Records from a collection

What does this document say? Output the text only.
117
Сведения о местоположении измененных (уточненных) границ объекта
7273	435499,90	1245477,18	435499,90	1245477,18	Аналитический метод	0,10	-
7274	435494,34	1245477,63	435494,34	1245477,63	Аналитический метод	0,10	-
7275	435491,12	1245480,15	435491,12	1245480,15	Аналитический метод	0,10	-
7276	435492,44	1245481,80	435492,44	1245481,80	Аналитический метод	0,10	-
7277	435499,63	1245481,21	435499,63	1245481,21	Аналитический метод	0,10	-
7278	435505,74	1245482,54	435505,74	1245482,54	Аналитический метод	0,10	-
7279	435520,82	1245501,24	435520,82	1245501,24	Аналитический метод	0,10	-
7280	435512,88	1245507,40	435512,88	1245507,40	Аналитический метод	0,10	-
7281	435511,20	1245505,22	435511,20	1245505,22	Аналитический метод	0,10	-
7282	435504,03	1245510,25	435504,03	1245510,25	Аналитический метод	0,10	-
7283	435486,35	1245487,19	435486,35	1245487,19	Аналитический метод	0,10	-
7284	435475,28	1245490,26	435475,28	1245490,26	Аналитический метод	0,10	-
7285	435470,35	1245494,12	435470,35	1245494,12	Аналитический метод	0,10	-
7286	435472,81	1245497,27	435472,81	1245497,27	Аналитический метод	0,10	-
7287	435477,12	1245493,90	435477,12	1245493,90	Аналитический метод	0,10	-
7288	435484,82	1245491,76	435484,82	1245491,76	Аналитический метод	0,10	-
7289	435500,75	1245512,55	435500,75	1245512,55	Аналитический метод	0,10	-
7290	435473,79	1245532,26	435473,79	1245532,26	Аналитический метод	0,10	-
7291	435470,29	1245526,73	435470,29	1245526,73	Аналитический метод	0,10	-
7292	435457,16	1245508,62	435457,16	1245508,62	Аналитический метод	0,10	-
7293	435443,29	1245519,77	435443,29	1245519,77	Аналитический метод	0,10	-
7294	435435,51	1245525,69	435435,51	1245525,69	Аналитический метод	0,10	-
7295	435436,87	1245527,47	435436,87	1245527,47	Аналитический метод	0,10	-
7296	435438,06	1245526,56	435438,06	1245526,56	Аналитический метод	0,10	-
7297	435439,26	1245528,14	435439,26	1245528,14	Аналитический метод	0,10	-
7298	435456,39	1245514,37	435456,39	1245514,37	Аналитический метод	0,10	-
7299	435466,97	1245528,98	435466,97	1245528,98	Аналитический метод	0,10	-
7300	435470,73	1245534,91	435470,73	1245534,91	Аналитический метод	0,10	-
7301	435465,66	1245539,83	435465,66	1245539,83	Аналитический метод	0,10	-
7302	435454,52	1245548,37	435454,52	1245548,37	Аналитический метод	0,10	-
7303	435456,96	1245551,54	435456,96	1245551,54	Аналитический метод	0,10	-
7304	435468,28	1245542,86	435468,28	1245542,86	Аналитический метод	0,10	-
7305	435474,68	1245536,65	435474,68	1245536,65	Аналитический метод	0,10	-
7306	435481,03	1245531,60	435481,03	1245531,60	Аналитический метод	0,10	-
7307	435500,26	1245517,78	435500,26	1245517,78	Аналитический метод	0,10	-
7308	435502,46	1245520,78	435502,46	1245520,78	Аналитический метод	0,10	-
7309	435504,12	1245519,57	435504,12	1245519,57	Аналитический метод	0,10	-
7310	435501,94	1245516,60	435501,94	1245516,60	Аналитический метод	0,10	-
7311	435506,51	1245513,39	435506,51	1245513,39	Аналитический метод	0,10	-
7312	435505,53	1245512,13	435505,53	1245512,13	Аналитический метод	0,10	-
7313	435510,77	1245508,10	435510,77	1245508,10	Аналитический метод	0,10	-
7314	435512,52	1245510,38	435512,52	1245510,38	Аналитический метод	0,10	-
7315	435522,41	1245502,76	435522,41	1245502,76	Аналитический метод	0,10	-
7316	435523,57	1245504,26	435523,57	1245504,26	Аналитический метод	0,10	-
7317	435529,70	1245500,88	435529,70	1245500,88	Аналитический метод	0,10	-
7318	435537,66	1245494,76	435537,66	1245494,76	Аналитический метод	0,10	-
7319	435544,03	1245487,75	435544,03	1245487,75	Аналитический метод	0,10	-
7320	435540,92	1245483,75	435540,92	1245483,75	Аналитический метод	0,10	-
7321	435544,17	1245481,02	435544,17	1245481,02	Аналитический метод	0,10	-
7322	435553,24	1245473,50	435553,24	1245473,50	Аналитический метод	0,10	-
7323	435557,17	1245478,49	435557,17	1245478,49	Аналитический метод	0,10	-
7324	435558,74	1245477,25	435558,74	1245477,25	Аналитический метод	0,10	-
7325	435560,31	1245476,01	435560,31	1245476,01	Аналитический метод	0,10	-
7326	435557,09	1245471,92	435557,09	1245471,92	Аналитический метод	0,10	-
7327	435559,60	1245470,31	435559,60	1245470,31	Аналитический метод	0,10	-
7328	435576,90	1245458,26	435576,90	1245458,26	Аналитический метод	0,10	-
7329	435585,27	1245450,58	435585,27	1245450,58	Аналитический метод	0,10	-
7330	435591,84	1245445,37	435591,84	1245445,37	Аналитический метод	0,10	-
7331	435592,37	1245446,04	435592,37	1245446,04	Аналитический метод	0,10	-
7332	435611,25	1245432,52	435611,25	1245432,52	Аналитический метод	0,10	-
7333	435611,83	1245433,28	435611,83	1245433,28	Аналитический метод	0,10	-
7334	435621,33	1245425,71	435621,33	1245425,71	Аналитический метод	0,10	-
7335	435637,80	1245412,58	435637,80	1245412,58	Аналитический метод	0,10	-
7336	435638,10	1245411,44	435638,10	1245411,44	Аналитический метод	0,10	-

◆ INSTRUCTION:
Exactly as written above, please repeat the entries.

◆ COMPLETED EXERCISE:
What does this document say? Output the text only.
117
Сведения о местоположении измененных (уточненных) границ объекта
7273	435499,90	1245477,18	435499,90	1245477,18	Аналитический метод	0,10	-
7274	435494,34	1245477,63	435494,34	1245477,63	Аналитический метод	0,10	-
7275	435491,12	1245480,15	435491,12	1245480,15	Аналитический метод	0,10	-
7276	435492,44	1245481,80	435492,44	1245481,80	Аналитический метод	0,10	-
7277	435499,63	1245481,21	435499,63	1245481,21	Аналитический метод	0,10	-
7278	435505,74	1245482,54	435505,74	1245482,54	Аналитический метод	0,10	-
7279	435520,82	1245501,24	435520,82	1245501,24	Аналитический метод	0,10	-
7280	435512,88	1245507,40	435512,88	1245507,40	Аналитический метод	0,10	-
7281	435511,20	1245505,22	435511,20	1245505,22	Аналитический метод	0,10	-
7282	435504,03	1245510,25	435504,03	1245510,25	Аналитический метод	0,10	-
7283	435486,35	1245487,19	435486,35	1245487,19	Аналитический метод	0,10	-
7284	435475,28	1245490,26	435475,28	1245490,26	Аналитический метод	0,10	-
7285	435470,35	1245494,12	435470,35	1245494,12	Аналитический метод	0,10	-
7286	435472,81	1245497,27	435472,81	1245497,27	Аналитический метод	0,10	-
7287	435477,12	1245493,90	435477,12	1245493,90	Аналитический метод	0,10	-
7288	435484,82	1245491,76	435484,82	1245491,76	Аналитический метод	0,10	-
7289	435500,75	1245512,55	435500,75	1245512,55	Аналитический метод	0,10	-
7290	435473,79	1245532,26	435473,79	1245532,26	Аналитический метод	0,10	-
7291	435470,29	1245526,73	435470,29	1245526,73	Аналитический метод	0,10	-
7292	435457,16	1245508,62	435457,16	1245508,62	Аналитический метод	0,10	-
7293	435443,29	1245519,77	435443,29	1245519,77	Аналитический метод	0,10	-
7294	435435,51	1245525,69	435435,51	1245525,69	Аналитический метод	0,10	-
7295	435436,87	1245527,47	435436,87	1245527,47	Аналитический метод	0,10	-
7296	435438,06	1245526,56	435438,06	1245526,56	Аналитический метод	0,10	-
7297	435439,26	1245528,14	435439,26	1245528,14	Аналитический метод	0,10	-
7298	435456,39	1245514,37	435456,39	1245514,37	Аналитический метод	0,10	-
7299	435466,97	1245528,98	435466,97	1245528,98	Аналитический метод	0,10	-
7300	435470,73	1245534,91	435470,73	1245534,91	Аналитический метод	0,10	-
7301	435465,66	1245539,83	435465,66	1245539,83	Аналитический метод	0,10	-
7302	435454,52	1245548,37	435454,52	1245548,37	Аналитический метод	0,10	-
7303	435456,96	1245551,54	435456,96	1245551,54	Аналитический метод	0,10	-
7304	435468,28	1245542,86	435468,28	1245542,86	Аналитический метод	0,10	-
7305	435474,68	1245536,65	435474,68	1245536,65	Аналитический метод	0,10	-
7306	435481,03	1245531,60	435481,03	1245531,60	Аналитический метод	0,10	-
7307	435500,26	1245517,78	435500,26	1245517,78	Аналитический метод	0,10	-
7308	435502,46	1245520,78	435502,46	1245520,78	Аналитический метод	0,10	-
7309	435504,12	1245519,57	435504,12	1245519,57	Аналитический метод	0,10	-
7310	435501,94	1245516,60	435501,94	1245516,60	Аналитический метод	0,10	-
7311	435506,51	1245513,39	435506,51	1245513,39	Аналитический метод	0,10	-
7312	435505,53	1245512,13	435505,53	1245512,13	Аналитический метод	0,10	-
7313	435510,77	1245508,10	435510,77	1245508,10	Аналитический метод	0,10	-
7314	435512,52	1245510,38	435512,52	1245510,38	Аналитический метод	0,10	-
7315	435522,41	1245502,76	435522,41	1245502,76	Аналитический метод	0,10	-
7316	435523,57	1245504,26	435523,57	1245504,26	Аналитический метод	0,10	-
7317	435529,70	1245500,88	435529,70	1245500,88	Аналитический метод	0,10	-
7318	435537,66	1245494,76	435537,66	1245494,76	Аналитический метод	0,10	-
7319	435544,03	1245487,75	435544,03	1245487,75	Аналитический метод	0,10	-
7320	435540,92	1245483,75	435540,92	1245483,75	Аналитический метод	0,10	-
7321	435544,17	1245481,02	435544,17	1245481,02	Аналитический метод	0,10	-
7322	435553,24	1245473,50	435553,24	1245473,50	Аналитический метод	0,10	-
7323	435557,17	1245478,49	435557,17	1245478,49	Аналитический метод	0,10	-
7324	435558,74	1245477,25	435558,74	1245477,25	Аналитический метод	0,10	-
7325	435560,31	1245476,01	435560,31	1245476,01	Аналитический метод	0,10	-
7326	435557,09	1245471,92	435557,09	1245471,92	Аналитический метод	0,10	-
7327	435559,60	1245470,31	435559,60	1245470,31	Аналитический метод	0,10	-
7328	435576,90	1245458,26	435576,90	1245458,26	Аналитический метод	0,10	-
7329	435585,27	1245450,58	435585,27	1245450,58	Аналитический метод	0,10	-
7330	435591,84	1245445,37	435591,84	1245445,37	Аналитический метод	0,10	-
7331	435592,37	1245446,04	435592,37	1245446,04	Аналитический метод	0,10	-
7332	435611,25	1245432,52	435611,25	1245432,52	Аналитический метод	0,10	-
7333	435611,83	1245433,28	435611,83	1245433,28	Аналитический метод	0,10	-
7334	435621,33	1245425,71	435621,33	1245425,71	Аналитический метод	0,10	-
7335	435637,80	1245412,58	435637,80	1245412,58	Аналитический метод	0,10	-
7336	435638,10	1245411,44	435638,10	1245411,44	Аналитический метод	0,10	-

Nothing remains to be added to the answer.